Task objective = Filter the listing below, copying every line in which the word "intended" appears.

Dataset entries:
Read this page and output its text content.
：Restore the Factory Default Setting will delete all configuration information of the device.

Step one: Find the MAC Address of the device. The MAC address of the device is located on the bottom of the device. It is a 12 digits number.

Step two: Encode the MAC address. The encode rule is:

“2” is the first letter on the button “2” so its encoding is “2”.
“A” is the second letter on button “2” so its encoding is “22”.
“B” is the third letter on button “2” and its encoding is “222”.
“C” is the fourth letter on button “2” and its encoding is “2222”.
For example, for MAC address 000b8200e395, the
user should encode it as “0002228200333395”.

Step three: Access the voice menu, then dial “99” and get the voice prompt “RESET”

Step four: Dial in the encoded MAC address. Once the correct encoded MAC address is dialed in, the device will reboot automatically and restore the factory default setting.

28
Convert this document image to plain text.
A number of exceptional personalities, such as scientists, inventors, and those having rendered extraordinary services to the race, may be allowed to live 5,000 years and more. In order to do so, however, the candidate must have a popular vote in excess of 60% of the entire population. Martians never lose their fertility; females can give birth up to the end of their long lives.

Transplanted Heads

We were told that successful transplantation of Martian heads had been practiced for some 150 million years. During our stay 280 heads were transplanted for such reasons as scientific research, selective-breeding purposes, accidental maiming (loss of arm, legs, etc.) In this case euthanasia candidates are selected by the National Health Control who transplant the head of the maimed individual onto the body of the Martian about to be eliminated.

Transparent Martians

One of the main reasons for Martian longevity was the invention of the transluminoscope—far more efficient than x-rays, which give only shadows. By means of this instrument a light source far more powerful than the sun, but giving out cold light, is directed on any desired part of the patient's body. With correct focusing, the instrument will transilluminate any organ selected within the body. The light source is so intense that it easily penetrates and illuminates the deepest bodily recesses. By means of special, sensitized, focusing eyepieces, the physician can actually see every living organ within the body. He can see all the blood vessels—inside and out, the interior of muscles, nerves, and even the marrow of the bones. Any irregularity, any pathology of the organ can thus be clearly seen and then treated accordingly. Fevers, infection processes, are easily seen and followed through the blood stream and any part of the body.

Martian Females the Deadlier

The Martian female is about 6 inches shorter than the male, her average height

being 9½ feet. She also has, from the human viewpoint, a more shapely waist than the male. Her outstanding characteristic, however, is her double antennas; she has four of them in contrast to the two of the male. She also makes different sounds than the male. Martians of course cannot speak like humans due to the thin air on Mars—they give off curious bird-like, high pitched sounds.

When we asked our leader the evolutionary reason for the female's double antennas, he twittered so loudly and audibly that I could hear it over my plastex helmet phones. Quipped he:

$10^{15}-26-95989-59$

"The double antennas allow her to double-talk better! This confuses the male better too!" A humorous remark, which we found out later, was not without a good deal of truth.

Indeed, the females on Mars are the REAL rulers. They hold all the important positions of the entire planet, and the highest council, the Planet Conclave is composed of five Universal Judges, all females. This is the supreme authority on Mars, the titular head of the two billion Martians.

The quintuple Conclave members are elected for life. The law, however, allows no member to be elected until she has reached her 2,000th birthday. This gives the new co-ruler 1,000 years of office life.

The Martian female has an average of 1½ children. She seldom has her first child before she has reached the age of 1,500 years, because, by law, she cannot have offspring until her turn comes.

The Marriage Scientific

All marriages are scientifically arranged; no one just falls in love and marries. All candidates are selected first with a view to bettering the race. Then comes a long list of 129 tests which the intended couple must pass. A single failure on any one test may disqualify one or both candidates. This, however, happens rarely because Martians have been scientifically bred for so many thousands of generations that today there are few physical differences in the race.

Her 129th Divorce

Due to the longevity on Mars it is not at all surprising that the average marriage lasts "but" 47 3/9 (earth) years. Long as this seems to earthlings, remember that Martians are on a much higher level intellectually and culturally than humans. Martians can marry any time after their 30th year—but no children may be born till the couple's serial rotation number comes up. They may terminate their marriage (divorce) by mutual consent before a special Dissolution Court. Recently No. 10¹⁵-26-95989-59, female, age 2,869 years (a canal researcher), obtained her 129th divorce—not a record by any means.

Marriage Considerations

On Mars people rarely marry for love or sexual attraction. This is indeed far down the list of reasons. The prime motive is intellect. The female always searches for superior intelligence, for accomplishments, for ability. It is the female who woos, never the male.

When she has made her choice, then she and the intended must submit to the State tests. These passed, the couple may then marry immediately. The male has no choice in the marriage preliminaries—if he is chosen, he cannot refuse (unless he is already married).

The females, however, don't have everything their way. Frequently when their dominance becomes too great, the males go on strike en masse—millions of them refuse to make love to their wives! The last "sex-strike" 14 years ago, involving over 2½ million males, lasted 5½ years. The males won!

Solution to this problem =
All marriages are scientifically arranged; no one just falls in love and marries. All candidates are selected first with a view to bettering the race. Then comes a long list of 129 tests which the intended couple must pass. A single failure on any one test may disqualify one or both candidates. This, however, happens rarely because Martians have been scientifically bred for so many thousands of generations that today there are few physical differences in the race.
When she has made her choice, then she and the intended must submit to the State tests. These passed, the couple may then marry immediately. The male has no choice in the marriage preliminaries—if he is chosen, he cannot refuse (unless he is already married).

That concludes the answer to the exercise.